SELECTED PASSAGE —
<<<<

Leaders from the creationist Christian community and evolutionary biologists called on President Bush Wednesday to recognize the imminent threat that current fossil fuel use and climate change pose to the environment.

Issuing a “call to action,” the coalition, which includes Harvard scientists and evangelical leaders, held a press conference in Washington D.C. this week. The unlikely pairing came about after a meeting of the two groups in November.

“People came to this meeting not knowing how easy it was to strike common ground,” said James J. McCarthy, a member of the coalition who is the Agassiz professor of biological oceanography and Pforzheimer House master. “We have a serious commitment in both communities to advance this agenda.”

Eric Chivian, director of Harvard’s Center for Health and the Global Environment, spearheads the six-week-old coalition along with longtime friend Richard Cizik, a leader in the Washington-based National Association of Evangelicals.

>>>>

(Stored data entries)

<<<<

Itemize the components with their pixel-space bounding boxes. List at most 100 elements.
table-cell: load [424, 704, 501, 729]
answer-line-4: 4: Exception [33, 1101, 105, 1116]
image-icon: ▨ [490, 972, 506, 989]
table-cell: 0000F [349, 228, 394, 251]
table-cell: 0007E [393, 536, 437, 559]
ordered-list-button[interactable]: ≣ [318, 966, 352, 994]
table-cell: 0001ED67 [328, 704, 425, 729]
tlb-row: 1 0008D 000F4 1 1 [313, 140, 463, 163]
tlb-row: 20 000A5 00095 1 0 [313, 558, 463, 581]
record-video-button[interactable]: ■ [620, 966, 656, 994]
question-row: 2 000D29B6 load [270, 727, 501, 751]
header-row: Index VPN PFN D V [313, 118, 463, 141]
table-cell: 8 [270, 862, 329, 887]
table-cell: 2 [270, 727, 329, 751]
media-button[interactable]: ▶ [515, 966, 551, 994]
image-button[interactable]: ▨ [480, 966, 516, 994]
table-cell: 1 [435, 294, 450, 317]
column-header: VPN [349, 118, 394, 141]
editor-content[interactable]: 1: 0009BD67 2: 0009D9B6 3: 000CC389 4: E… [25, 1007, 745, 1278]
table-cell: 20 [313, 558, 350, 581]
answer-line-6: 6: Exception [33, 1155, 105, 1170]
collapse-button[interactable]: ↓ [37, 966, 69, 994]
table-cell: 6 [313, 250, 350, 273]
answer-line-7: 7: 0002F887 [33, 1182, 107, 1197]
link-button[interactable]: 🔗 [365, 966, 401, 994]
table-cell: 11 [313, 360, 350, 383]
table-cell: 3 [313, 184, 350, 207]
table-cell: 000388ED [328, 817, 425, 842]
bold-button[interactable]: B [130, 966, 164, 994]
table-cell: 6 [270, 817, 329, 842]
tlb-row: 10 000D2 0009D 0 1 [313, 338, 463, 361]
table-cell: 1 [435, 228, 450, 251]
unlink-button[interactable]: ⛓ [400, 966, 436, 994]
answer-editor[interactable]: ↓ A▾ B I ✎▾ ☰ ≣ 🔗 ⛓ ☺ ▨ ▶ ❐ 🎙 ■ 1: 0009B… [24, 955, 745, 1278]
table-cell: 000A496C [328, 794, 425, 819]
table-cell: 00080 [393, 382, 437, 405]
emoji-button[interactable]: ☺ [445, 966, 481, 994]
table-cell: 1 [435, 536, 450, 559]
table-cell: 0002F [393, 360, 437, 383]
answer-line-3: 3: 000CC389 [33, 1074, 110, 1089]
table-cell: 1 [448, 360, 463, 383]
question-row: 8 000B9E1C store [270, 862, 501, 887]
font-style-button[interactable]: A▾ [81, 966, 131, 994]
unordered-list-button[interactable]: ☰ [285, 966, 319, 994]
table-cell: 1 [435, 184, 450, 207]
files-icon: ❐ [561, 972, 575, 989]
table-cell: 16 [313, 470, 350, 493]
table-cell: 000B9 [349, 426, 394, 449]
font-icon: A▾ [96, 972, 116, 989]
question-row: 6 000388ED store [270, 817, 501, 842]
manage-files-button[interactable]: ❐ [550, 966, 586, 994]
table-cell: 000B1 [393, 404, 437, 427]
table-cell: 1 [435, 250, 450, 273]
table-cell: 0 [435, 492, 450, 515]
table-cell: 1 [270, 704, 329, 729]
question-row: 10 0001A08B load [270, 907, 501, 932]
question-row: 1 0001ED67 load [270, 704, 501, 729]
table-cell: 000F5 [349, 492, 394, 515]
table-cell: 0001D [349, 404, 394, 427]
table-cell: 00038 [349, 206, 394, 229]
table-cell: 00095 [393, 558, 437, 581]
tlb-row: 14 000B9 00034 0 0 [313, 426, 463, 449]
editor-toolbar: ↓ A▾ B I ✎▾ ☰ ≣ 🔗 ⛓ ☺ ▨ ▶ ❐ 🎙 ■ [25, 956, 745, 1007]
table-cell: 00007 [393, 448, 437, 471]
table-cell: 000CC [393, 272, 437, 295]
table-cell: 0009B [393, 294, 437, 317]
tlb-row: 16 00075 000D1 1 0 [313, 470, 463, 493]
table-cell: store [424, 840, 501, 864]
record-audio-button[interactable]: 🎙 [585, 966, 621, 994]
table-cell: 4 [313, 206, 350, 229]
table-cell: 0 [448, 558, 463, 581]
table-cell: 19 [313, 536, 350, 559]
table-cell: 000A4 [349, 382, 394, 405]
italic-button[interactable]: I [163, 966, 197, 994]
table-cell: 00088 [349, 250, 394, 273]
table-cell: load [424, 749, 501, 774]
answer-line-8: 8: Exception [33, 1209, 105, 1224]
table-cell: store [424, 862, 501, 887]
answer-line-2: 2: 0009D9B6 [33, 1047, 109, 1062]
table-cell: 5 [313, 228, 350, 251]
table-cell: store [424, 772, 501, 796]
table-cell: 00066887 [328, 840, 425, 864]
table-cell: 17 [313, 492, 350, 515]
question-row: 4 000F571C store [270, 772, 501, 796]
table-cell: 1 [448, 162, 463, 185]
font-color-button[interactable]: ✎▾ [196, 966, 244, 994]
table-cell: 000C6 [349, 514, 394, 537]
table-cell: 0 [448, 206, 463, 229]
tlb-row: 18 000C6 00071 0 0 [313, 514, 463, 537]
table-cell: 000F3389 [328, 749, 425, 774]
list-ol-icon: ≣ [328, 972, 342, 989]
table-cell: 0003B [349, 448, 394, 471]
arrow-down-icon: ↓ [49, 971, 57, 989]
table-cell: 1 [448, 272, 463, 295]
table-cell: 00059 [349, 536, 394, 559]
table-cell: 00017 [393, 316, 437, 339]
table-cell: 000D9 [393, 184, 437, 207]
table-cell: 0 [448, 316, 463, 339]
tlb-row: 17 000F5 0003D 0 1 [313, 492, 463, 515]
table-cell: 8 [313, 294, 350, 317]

>>>>

TASKS AND EXERCISES —
A – Answer these from the passage on the climate coalition:
(i) In what month did the two groups hold the meeting that led to their pairing?
(ii) In what city is the National Association of Evangelicals based?
(iii) How old is the coalition said to be?
B – Repeat word for word the part of the passage on the climate coalition that begins at the words "Leaders from the" and ends after the words "groups in November.".

ANSWERS TO THE EXERCISE —
A –
(i) November
(ii) Washington
(iii) Six weeks old

B –
Leaders from the creationist Christian community and evolutionary biologists called on President Bush Wednesday to recognize the imminent threat that current fossil fuel use and climate change pose to the environment.

Issuing a “call to action,” the coalition, which includes Harvard scientists and evangelical leaders, held a press conference in Washington D.C. this week. The unlikely pairing came about after a meeting of the two groups in November.